Exercise: Would it be possible to write out each entry below exactly, without the pictures?

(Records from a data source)
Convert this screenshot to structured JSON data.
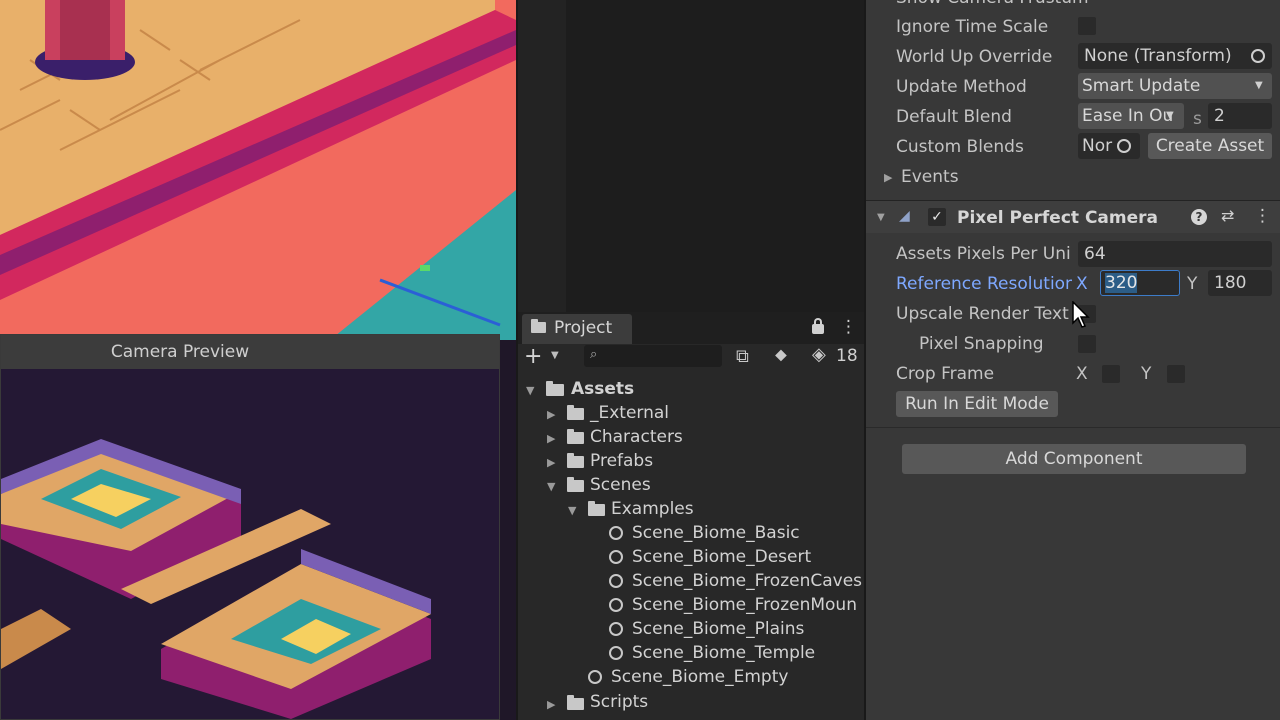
{
  "camera_preview": {
    "title": "Camera Preview"
  },
  "project": {
    "tab_label": "Project",
    "search_placeholder": "",
    "hidden_count": "18",
    "tree": {
      "assets": "Assets",
      "external": "_External",
      "characters": "Characters",
      "prefabs": "Prefabs",
      "scenes": "Scenes",
      "examples": "Examples",
      "scene_basic": "Scene_Biome_Basic",
      "scene_desert": "Scene_Biome_Desert",
      "scene_frozencaves": "Scene_Biome_FrozenCaves",
      "scene_frozenmount": "Scene_Biome_FrozenMoun",
      "scene_plains": "Scene_Biome_Plains",
      "scene_temple": "Scene_Biome_Temple",
      "scene_empty": "Scene_Biome_Empty",
      "scripts": "Scripts"
    }
  },
  "inspector": {
    "cut_top_label": "Show Camera Frustum",
    "ignore_time_scale": "Ignore Time Scale",
    "world_up_override": "World Up Override",
    "world_up_value": "None (Transform)",
    "update_method": "Update Method",
    "update_method_value": "Smart Update",
    "default_blend": "Default Blend",
    "default_blend_value": "Ease In Ou",
    "default_blend_s": "s",
    "default_blend_time": "2",
    "custom_blends": "Custom Blends",
    "custom_blends_value": "Nor",
    "create_asset": "Create Asset",
    "events": "Events",
    "component_title": "Pixel Perfect Camera",
    "assets_ppu_label": "Assets Pixels Per Uni",
    "assets_ppu_value": "64",
    "ref_res_label": "Reference Resolution",
    "ref_res_x_label": "X",
    "ref_res_x_value": "320",
    "ref_res_y_label": "Y",
    "ref_res_y_value": "180",
    "upscale_rt_label": "Upscale Render Text",
    "pixel_snapping_label": "Pixel Snapping",
    "crop_frame_label": "Crop Frame",
    "crop_x_label": "X",
    "crop_y_label": "Y",
    "run_in_edit_mode": "Run In Edit Mode",
    "add_component": "Add Component"
  },
  "colors": {
    "accent_blue": "#7ea8ff",
    "selection": "#2c5d87",
    "inspector_bg": "#383838"
  }
}
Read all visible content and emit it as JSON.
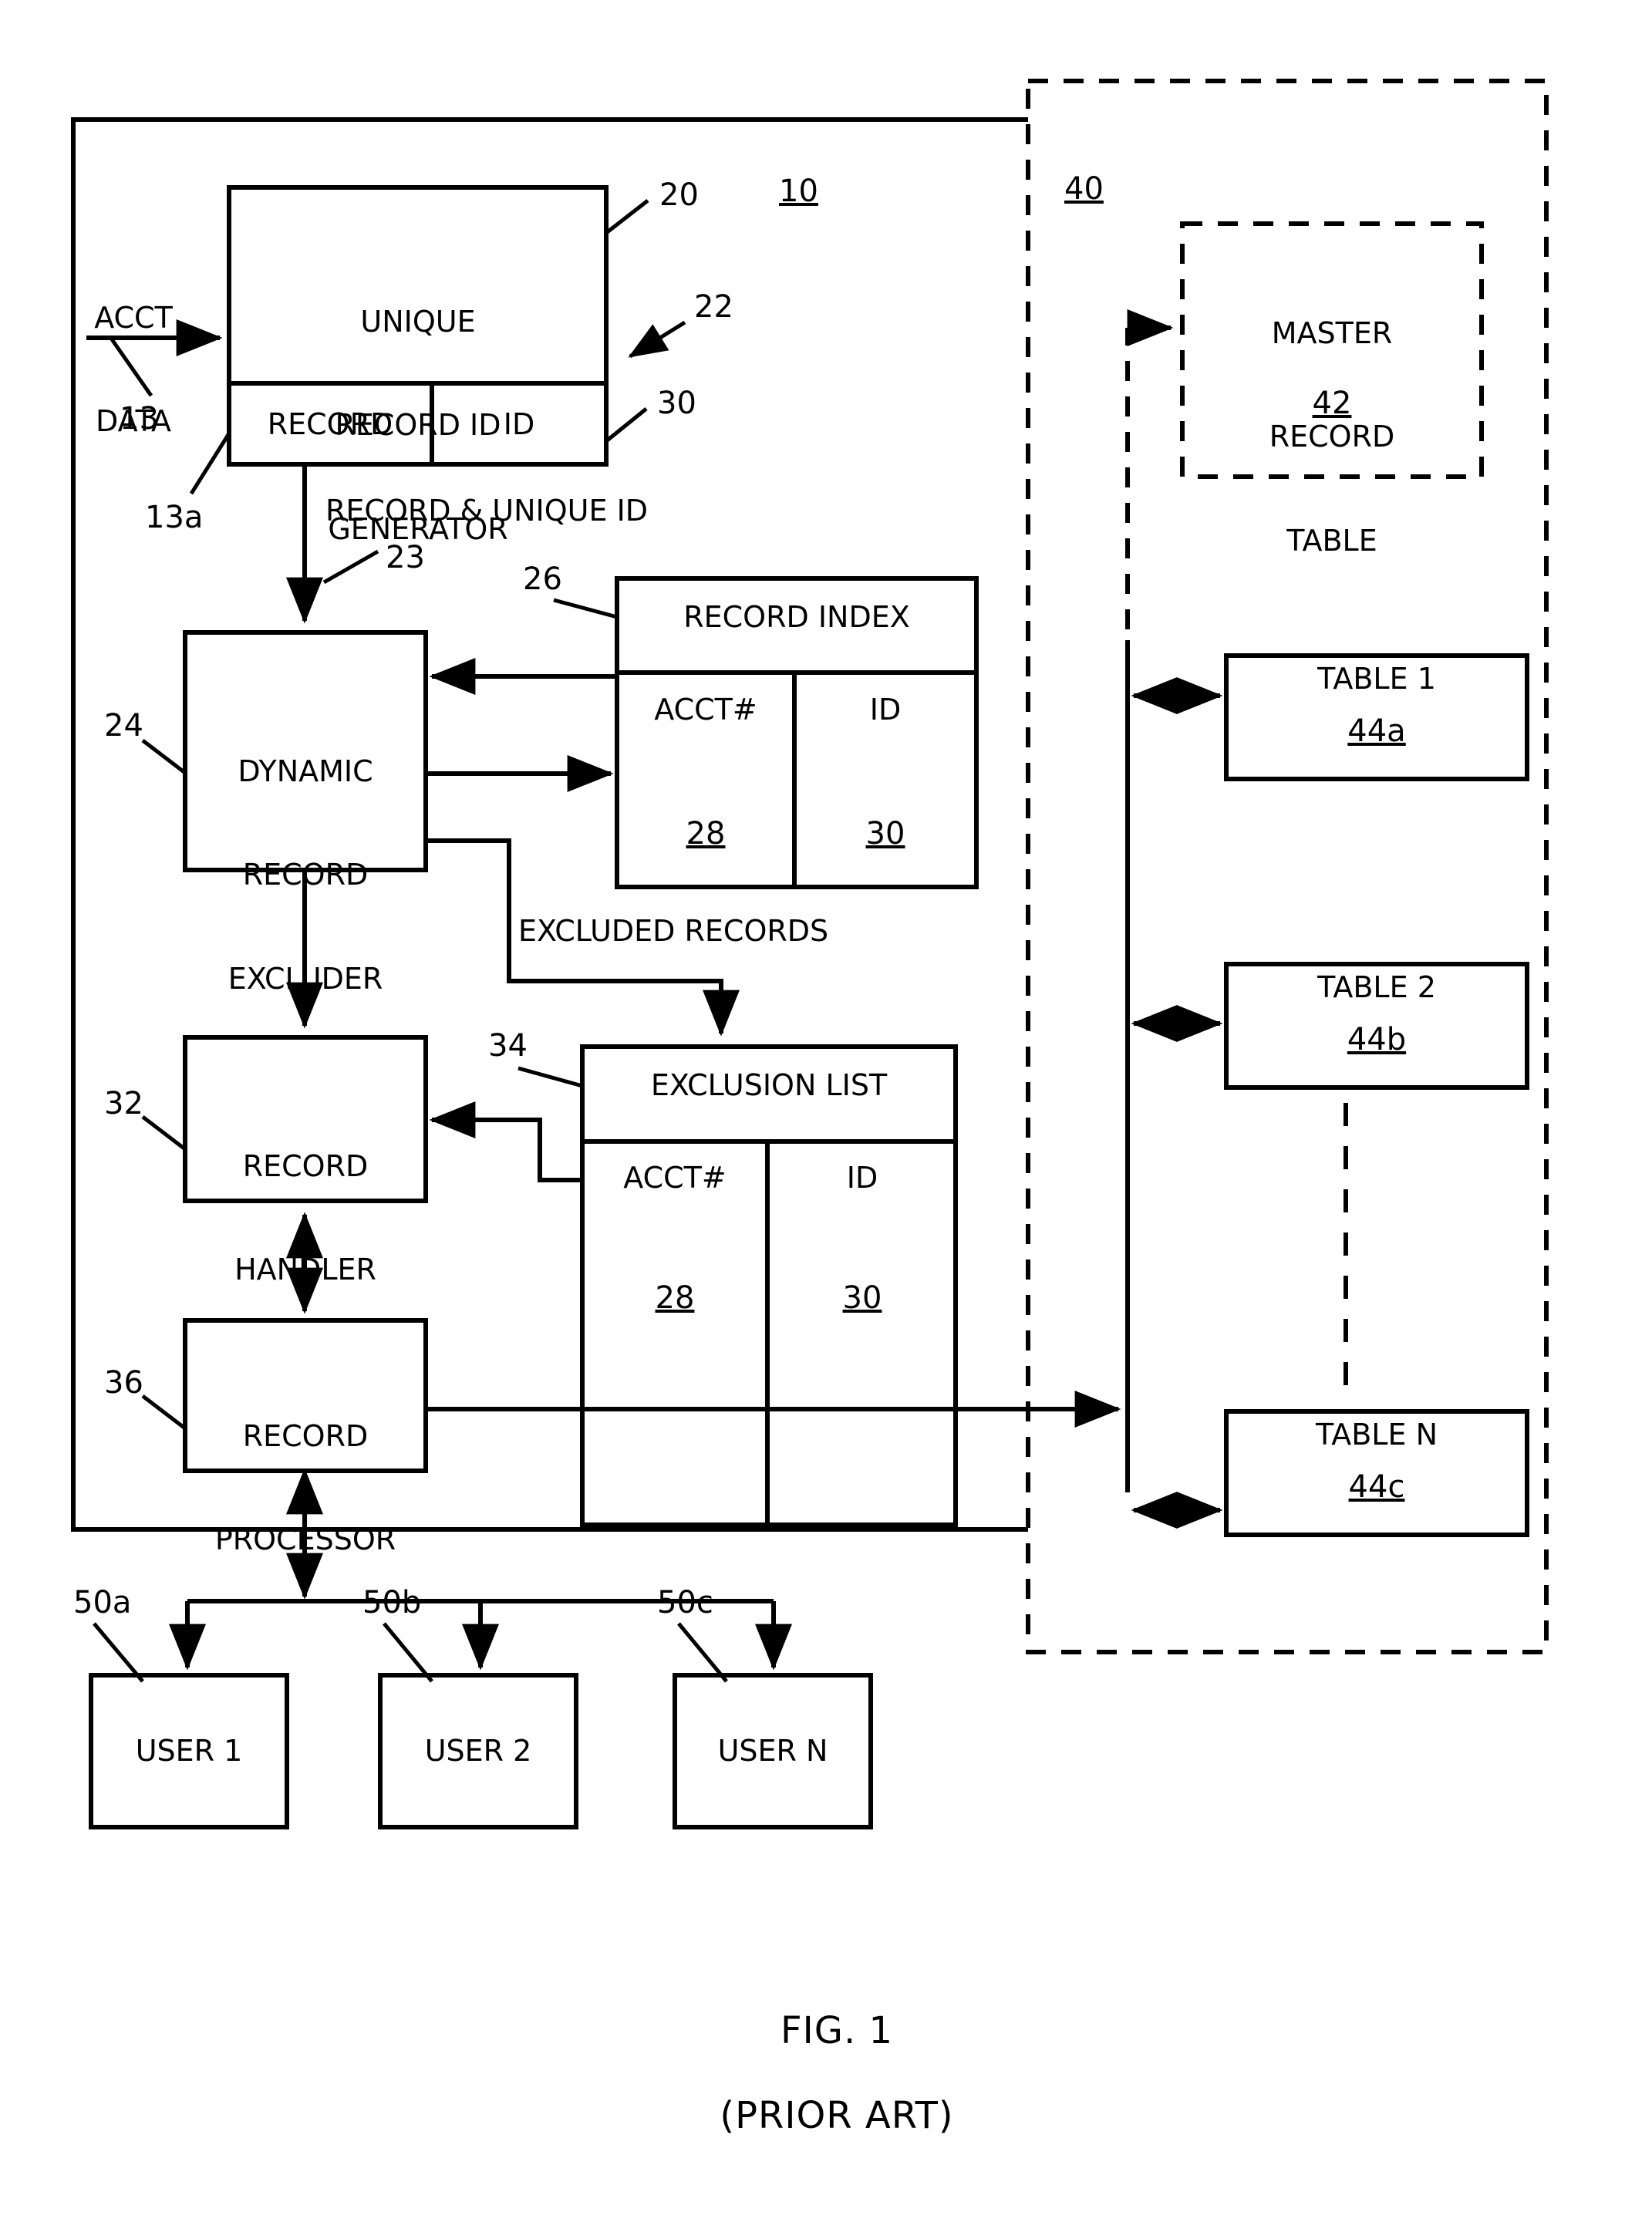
{
  "figure": {
    "caption_line1": "FIG. 1",
    "caption_line2": "(PRIOR ART)"
  },
  "system": {
    "ref": "10",
    "database_ref": "40"
  },
  "inputs": {
    "acct_data_line1": "ACCT",
    "acct_data_line2": "DATA",
    "acct_data_ref": "13",
    "record_field_ref": "13a"
  },
  "blocks": {
    "generator": {
      "line1": "UNIQUE",
      "line2": "RECORD ID",
      "line3": "GENERATOR",
      "ref": "20",
      "arrow_ref": "22",
      "cell_record": "RECORD",
      "cell_id": "ID",
      "cell_id_ref": "30"
    },
    "excluder": {
      "line1": "DYNAMIC",
      "line2": "RECORD",
      "line3": "EXCLUDER",
      "ref": "24"
    },
    "handler": {
      "line1": "RECORD",
      "line2": "HANDLER",
      "ref": "32"
    },
    "processor": {
      "line1": "RECORD",
      "line2": "PROCESSOR",
      "ref": "36"
    }
  },
  "tables": {
    "record_index": {
      "title": "RECORD INDEX",
      "ref": "26",
      "col1_header": "ACCT#",
      "col1_ref": "28",
      "col2_header": "ID",
      "col2_ref": "30"
    },
    "exclusion_list": {
      "title": "EXCLUSION LIST",
      "ref": "34",
      "col1_header": "ACCT#",
      "col1_ref": "28",
      "col2_header": "ID",
      "col2_ref": "30"
    }
  },
  "database": {
    "master_record_table": {
      "line1": "MASTER",
      "line2": "RECORD",
      "line3": "TABLE",
      "ref": "42"
    },
    "table_list": [
      {
        "label": "TABLE 1",
        "ref": "44a"
      },
      {
        "label": "TABLE 2",
        "ref": "44b"
      },
      {
        "label": "TABLE N",
        "ref": "44c"
      }
    ]
  },
  "flow_labels": {
    "record_and_unique_id": "RECORD & UNIQUE ID",
    "record_and_unique_id_ref": "23",
    "excluded_records": "EXCLUDED RECORDS"
  },
  "users": [
    {
      "label": "USER 1",
      "ref": "50a"
    },
    {
      "label": "USER 2",
      "ref": "50b"
    },
    {
      "label": "USER N",
      "ref": "50c"
    }
  ],
  "colors": {
    "stroke": "#000000",
    "background": "#ffffff"
  }
}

Task solution:
Convert this screenshot to structured JSON data.
{
  "camera_preview": {
    "title": "Camera Preview"
  },
  "project": {
    "tab_label": "Project",
    "search_placeholder": "",
    "hidden_count": "18",
    "tree": {
      "assets": "Assets",
      "external": "_External",
      "characters": "Characters",
      "prefabs": "Prefabs",
      "scenes": "Scenes",
      "examples": "Examples",
      "scene_basic": "Scene_Biome_Basic",
      "scene_desert": "Scene_Biome_Desert",
      "scene_frozencaves": "Scene_Biome_FrozenCaves",
      "scene_frozenmount": "Scene_Biome_FrozenMoun",
      "scene_plains": "Scene_Biome_Plains",
      "scene_temple": "Scene_Biome_Temple",
      "scene_empty": "Scene_Biome_Empty",
      "scripts": "Scripts"
    }
  },
  "inspector": {
    "cut_top_label": "Show Camera Frustum",
    "ignore_time_scale": "Ignore Time Scale",
    "world_up_override": "World Up Override",
    "world_up_value": "None (Transform)",
    "update_method": "Update Method",
    "update_method_value": "Smart Update",
    "default_blend": "Default Blend",
    "default_blend_value": "Ease In Ou",
    "default_blend_s": "s",
    "default_blend_time": "2",
    "custom_blends": "Custom Blends",
    "custom_blends_value": "Nor",
    "create_asset": "Create Asset",
    "events": "Events",
    "component_title": "Pixel Perfect Camera",
    "assets_ppu_label": "Assets Pixels Per Uni",
    "assets_ppu_value": "64",
    "ref_res_label": "Reference Resolution",
    "ref_res_x_label": "X",
    "ref_res_x_value": "320",
    "ref_res_y_label": "Y",
    "ref_res_y_value": "180",
    "upscale_rt_label": "Upscale Render Text",
    "pixel_snapping_label": "Pixel Snapping",
    "crop_frame_label": "Crop Frame",
    "crop_x_label": "X",
    "crop_y_label": "Y",
    "run_in_edit_mode": "Run In Edit Mode",
    "add_component": "Add Component"
  },
  "colors": {
    "accent_blue": "#7ea8ff",
    "selection": "#2c5d87",
    "inspector_bg": "#383838"
  }
}
Read all visible content and emit it as JSON.
{
  "figure": {
    "caption_line1": "FIG. 1",
    "caption_line2": "(PRIOR ART)"
  },
  "system": {
    "ref": "10",
    "database_ref": "40"
  },
  "inputs": {
    "acct_data_line1": "ACCT",
    "acct_data_line2": "DATA",
    "acct_data_ref": "13",
    "record_field_ref": "13a"
  },
  "blocks": {
    "generator": {
      "line1": "UNIQUE",
      "line2": "RECORD ID",
      "line3": "GENERATOR",
      "ref": "20",
      "arrow_ref": "22",
      "cell_record": "RECORD",
      "cell_id": "ID",
      "cell_id_ref": "30"
    },
    "excluder": {
      "line1": "DYNAMIC",
      "line2": "RECORD",
      "line3": "EXCLUDER",
      "ref": "24"
    },
    "handler": {
      "line1": "RECORD",
      "line2": "HANDLER",
      "ref": "32"
    },
    "processor": {
      "line1": "RECORD",
      "line2": "PROCESSOR",
      "ref": "36"
    }
  },
  "tables": {
    "record_index": {
      "title": "RECORD INDEX",
      "ref": "26",
      "col1_header": "ACCT#",
      "col1_ref": "28",
      "col2_header": "ID",
      "col2_ref": "30"
    },
    "exclusion_list": {
      "title": "EXCLUSION LIST",
      "ref": "34",
      "col1_header": "ACCT#",
      "col1_ref": "28",
      "col2_header": "ID",
      "col2_ref": "30"
    }
  },
  "database": {
    "master_record_table": {
      "line1": "MASTER",
      "line2": "RECORD",
      "line3": "TABLE",
      "ref": "42"
    },
    "table_list": [
      {
        "label": "TABLE 1",
        "ref": "44a"
      },
      {
        "label": "TABLE 2",
        "ref": "44b"
      },
      {
        "label": "TABLE N",
        "ref": "44c"
      }
    ]
  },
  "flow_labels": {
    "record_and_unique_id": "RECORD & UNIQUE ID",
    "record_and_unique_id_ref": "23",
    "excluded_records": "EXCLUDED RECORDS"
  },
  "users": [
    {
      "label": "USER 1",
      "ref": "50a"
    },
    {
      "label": "USER 2",
      "ref": "50b"
    },
    {
      "label": "USER N",
      "ref": "50c"
    }
  ],
  "colors": {
    "stroke": "#000000",
    "background": "#ffffff"
  }
}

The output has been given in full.